### SUPPLIED DATA
┄┄┄┄┄┄┄┄┄┄┄┄┄┄┄┄┄┄┄┄

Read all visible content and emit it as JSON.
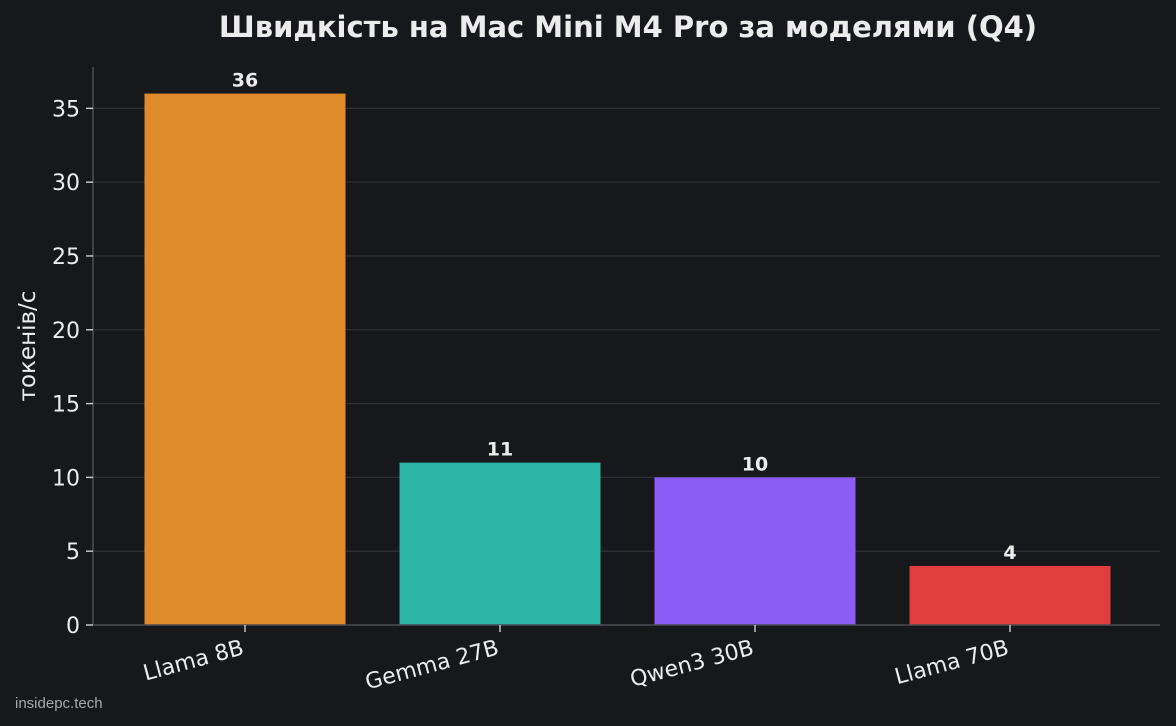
{
  "chart_data": {
    "type": "bar",
    "title": "Швидкість на Mac Mini M4 Pro за моделями (Q4)",
    "xlabel": "",
    "ylabel": "токенів/с",
    "categories": [
      "Llama 8B",
      "Gemma 27B",
      "Qwen3 30B",
      "Llama 70B"
    ],
    "values": [
      36,
      11,
      10,
      4
    ],
    "data_labels": [
      "36",
      "11",
      "10",
      "4"
    ],
    "colors": [
      "#e08a2c",
      "#2ab5a6",
      "#8b5cf6",
      "#e03e3e"
    ],
    "ylim": [
      0,
      37.8
    ],
    "yticks": [
      0,
      5,
      10,
      15,
      20,
      25,
      30,
      35
    ],
    "grid": "horizontal",
    "legend": "none"
  },
  "watermark": "insidepc.tech",
  "theme": {
    "background": "#17181c",
    "text": "#ececec",
    "grid": "#2e3035"
  }
}
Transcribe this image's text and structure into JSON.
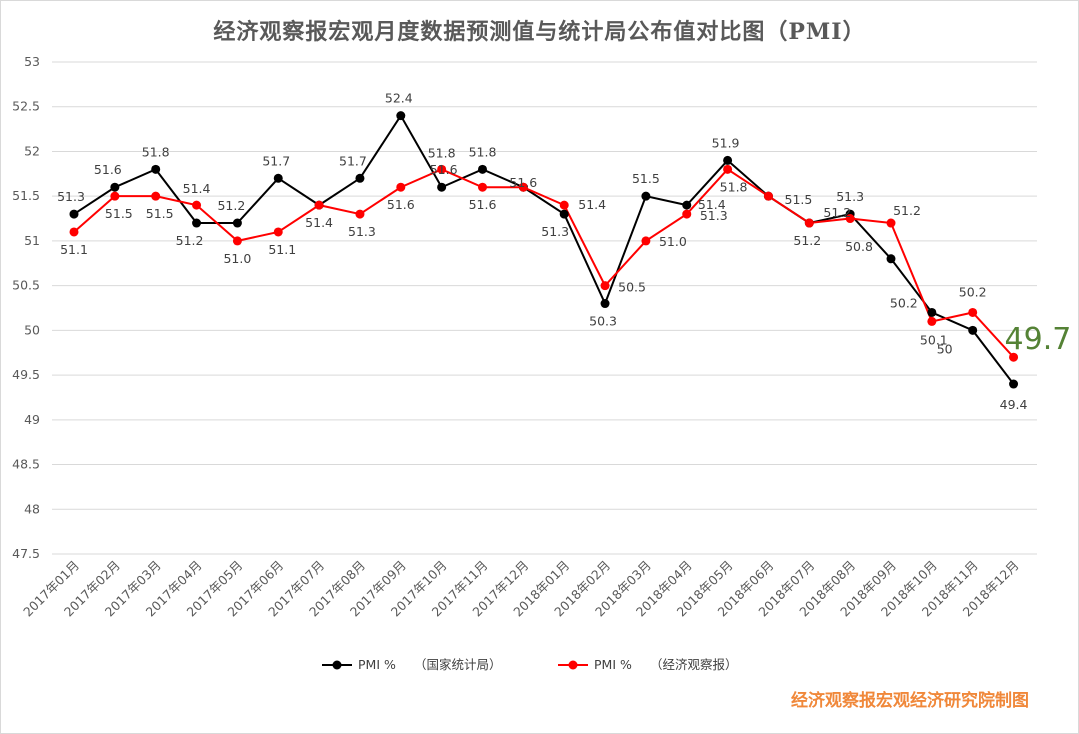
{
  "chart_data": {
    "type": "line",
    "title": "经济观察报宏观月度数据预测值与统计局公布值对比图（PMI）",
    "categories": [
      "2017年01月",
      "2017年02月",
      "2017年03月",
      "2017年04月",
      "2017年05月",
      "2017年06月",
      "2017年07月",
      "2017年08月",
      "2017年09月",
      "2017年10月",
      "2017年11月",
      "2017年12月",
      "2018年01月",
      "2018年02月",
      "2018年03月",
      "2018年04月",
      "2018年05月",
      "2018年06月",
      "2018年07月",
      "2018年08月",
      "2018年09月",
      "2018年10月",
      "2018年11月",
      "2018年12月"
    ],
    "ylim": [
      47.5,
      53
    ],
    "yticks": [
      "47.5",
      "48",
      "48.5",
      "49",
      "49.5",
      "50",
      "50.5",
      "51",
      "51.5",
      "52",
      "52.5",
      "53"
    ],
    "grid": true,
    "legend_position": "bottom",
    "series": [
      {
        "name": "PMI %",
        "legend_note": "（国家统计局）",
        "color": "#000000",
        "values": [
          51.3,
          51.6,
          51.8,
          51.2,
          51.2,
          51.7,
          51.4,
          51.7,
          52.4,
          51.6,
          51.8,
          51.6,
          51.3,
          50.3,
          51.5,
          51.4,
          51.9,
          51.5,
          51.2,
          51.3,
          50.8,
          50.2,
          50.0,
          49.4
        ],
        "labels": [
          "51.3",
          "51.6",
          "51.8",
          "51.2",
          "51.2",
          "51.7",
          "",
          "51.7",
          "52.4",
          "51.6",
          "51.8",
          "",
          "51.3",
          "50.3",
          "51.5",
          "51.4",
          "51.9",
          "51.5",
          "51.2",
          "51.3",
          "50.8",
          "50.2",
          "50",
          "49.4"
        ]
      },
      {
        "name": "PMI %",
        "legend_note": "（经济观察报）",
        "color": "#ff0000",
        "values": [
          51.1,
          51.5,
          51.5,
          51.4,
          51.0,
          51.1,
          51.4,
          51.3,
          51.6,
          51.8,
          51.6,
          51.6,
          51.4,
          50.5,
          51.0,
          51.3,
          51.8,
          51.5,
          51.2,
          51.25,
          51.2,
          50.1,
          50.2,
          49.7
        ],
        "labels": [
          "51.1",
          "51.5",
          "51.5",
          "51.4",
          "51.0",
          "51.1",
          "51.4",
          "51.3",
          "51.6",
          "51.8",
          "51.6",
          "51.6",
          "51.4",
          "50.5",
          "51.0",
          "51.3",
          "51.8",
          "",
          "51.2",
          "",
          "51.2",
          "50.1",
          "50.2",
          ""
        ]
      }
    ],
    "callout": "49.7",
    "footer": "经济观察报宏观经济研究院制图"
  }
}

┄┄┄┄┄┄┄┄┄┄┄┄┄┄┄┄┄┄┄┄

### PROBLEM DETAILS
All the records need to be repeated exactly, with the images dropped.

### WRITTEN ANSWER
Read all visible content and emit it as JSON.
{
  "chart_data": {
    "type": "bar",
    "title": "Швидкість на Mac Mini M4 Pro за моделями (Q4)",
    "xlabel": "",
    "ylabel": "токенів/с",
    "categories": [
      "Llama 8B",
      "Gemma 27B",
      "Qwen3 30B",
      "Llama 70B"
    ],
    "values": [
      36,
      11,
      10,
      4
    ],
    "data_labels": [
      "36",
      "11",
      "10",
      "4"
    ],
    "colors": [
      "#e08a2c",
      "#2ab5a6",
      "#8b5cf6",
      "#e03e3e"
    ],
    "ylim": [
      0,
      37.8
    ],
    "yticks": [
      0,
      5,
      10,
      15,
      20,
      25,
      30,
      35
    ],
    "grid": "horizontal",
    "legend": "none"
  },
  "watermark": "insidepc.tech",
  "theme": {
    "background": "#17181c",
    "text": "#ececec",
    "grid": "#2e3035"
  }
}
Transcribe this image's text and structure into JSON.
{
  "chart_data": {
    "type": "line",
    "title": "经济观察报宏观月度数据预测值与统计局公布值对比图（PMI）",
    "categories": [
      "2017年01月",
      "2017年02月",
      "2017年03月",
      "2017年04月",
      "2017年05月",
      "2017年06月",
      "2017年07月",
      "2017年08月",
      "2017年09月",
      "2017年10月",
      "2017年11月",
      "2017年12月",
      "2018年01月",
      "2018年02月",
      "2018年03月",
      "2018年04月",
      "2018年05月",
      "2018年06月",
      "2018年07月",
      "2018年08月",
      "2018年09月",
      "2018年10月",
      "2018年11月",
      "2018年12月"
    ],
    "ylim": [
      47.5,
      53
    ],
    "yticks": [
      "47.5",
      "48",
      "48.5",
      "49",
      "49.5",
      "50",
      "50.5",
      "51",
      "51.5",
      "52",
      "52.5",
      "53"
    ],
    "grid": true,
    "legend_position": "bottom",
    "series": [
      {
        "name": "PMI %",
        "legend_note": "（国家统计局）",
        "color": "#000000",
        "values": [
          51.3,
          51.6,
          51.8,
          51.2,
          51.2,
          51.7,
          51.4,
          51.7,
          52.4,
          51.6,
          51.8,
          51.6,
          51.3,
          50.3,
          51.5,
          51.4,
          51.9,
          51.5,
          51.2,
          51.3,
          50.8,
          50.2,
          50.0,
          49.4
        ],
        "labels": [
          "51.3",
          "51.6",
          "51.8",
          "51.2",
          "51.2",
          "51.7",
          "",
          "51.7",
          "52.4",
          "51.6",
          "51.8",
          "",
          "51.3",
          "50.3",
          "51.5",
          "51.4",
          "51.9",
          "51.5",
          "51.2",
          "51.3",
          "50.8",
          "50.2",
          "50",
          "49.4"
        ]
      },
      {
        "name": "PMI %",
        "legend_note": "（经济观察报）",
        "color": "#ff0000",
        "values": [
          51.1,
          51.5,
          51.5,
          51.4,
          51.0,
          51.1,
          51.4,
          51.3,
          51.6,
          51.8,
          51.6,
          51.6,
          51.4,
          50.5,
          51.0,
          51.3,
          51.8,
          51.5,
          51.2,
          51.25,
          51.2,
          50.1,
          50.2,
          49.7
        ],
        "labels": [
          "51.1",
          "51.5",
          "51.5",
          "51.4",
          "51.0",
          "51.1",
          "51.4",
          "51.3",
          "51.6",
          "51.8",
          "51.6",
          "51.6",
          "51.4",
          "50.5",
          "51.0",
          "51.3",
          "51.8",
          "",
          "51.2",
          "",
          "51.2",
          "50.1",
          "50.2",
          ""
        ]
      }
    ],
    "callout": "49.7",
    "footer": "经济观察报宏观经济研究院制图"
  }
}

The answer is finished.